Directions: Scan the data below. Pull out each line where "terre" occurs.

Saved data entries
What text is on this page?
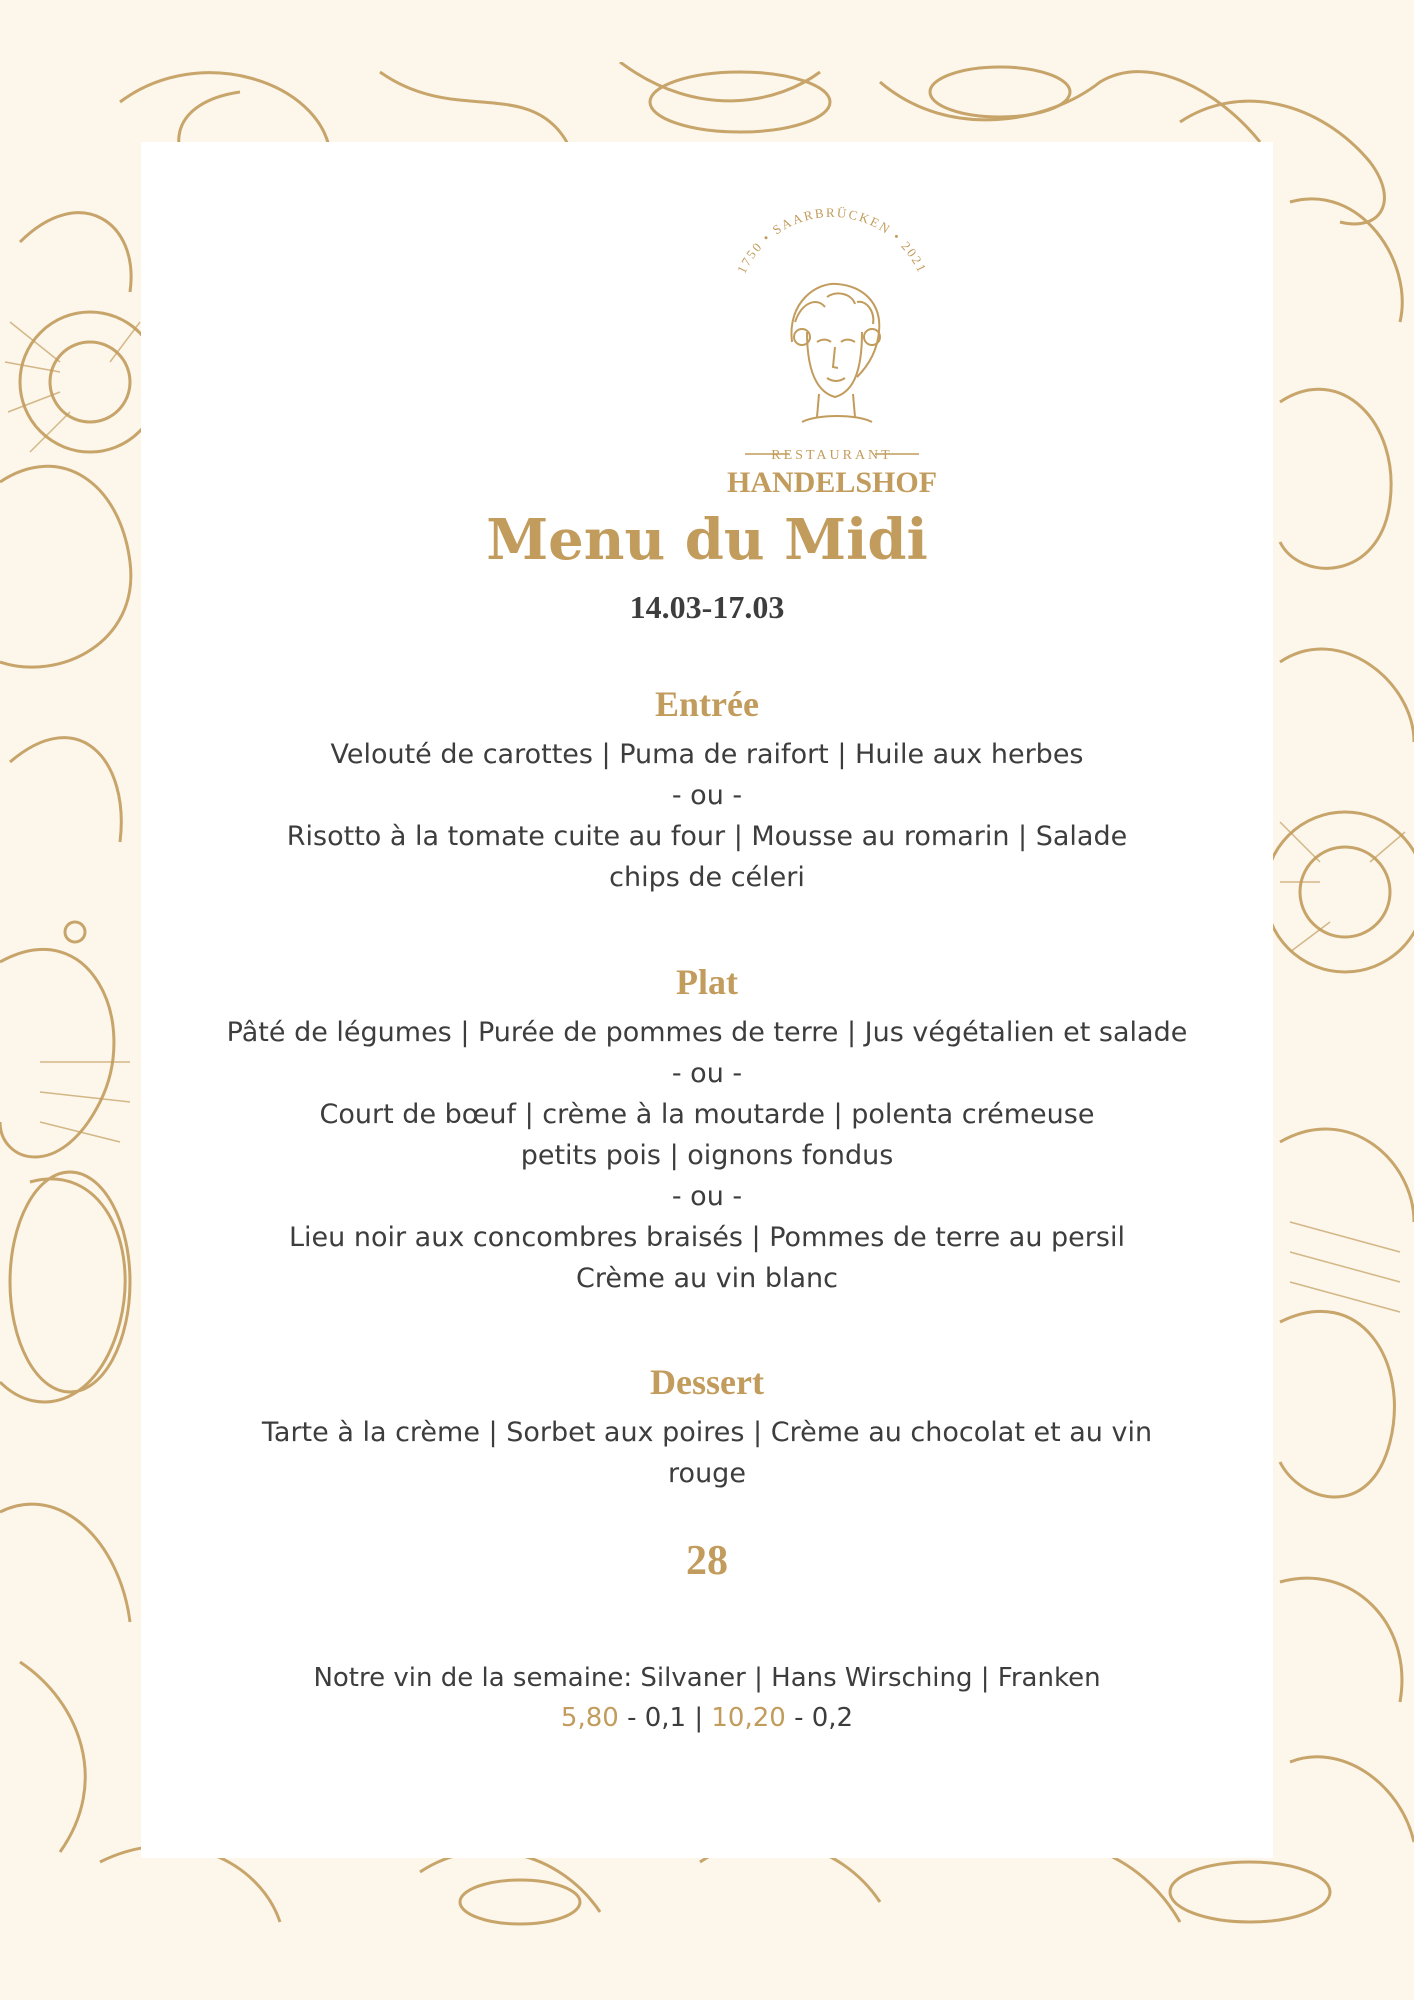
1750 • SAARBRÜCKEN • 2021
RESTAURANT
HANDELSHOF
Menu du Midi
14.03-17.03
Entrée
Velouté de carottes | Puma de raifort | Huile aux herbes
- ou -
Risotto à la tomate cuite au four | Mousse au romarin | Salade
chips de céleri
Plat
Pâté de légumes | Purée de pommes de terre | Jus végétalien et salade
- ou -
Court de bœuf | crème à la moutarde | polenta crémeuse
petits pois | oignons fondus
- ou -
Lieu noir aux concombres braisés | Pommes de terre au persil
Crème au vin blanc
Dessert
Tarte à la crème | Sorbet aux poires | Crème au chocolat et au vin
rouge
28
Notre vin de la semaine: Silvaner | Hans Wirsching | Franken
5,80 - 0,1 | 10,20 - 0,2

Answer in full:
Pâté de légumes | Purée de pommes de terre | Jus végétalien et salade
Lieu noir aux concombres braisés | Pommes de terre au persil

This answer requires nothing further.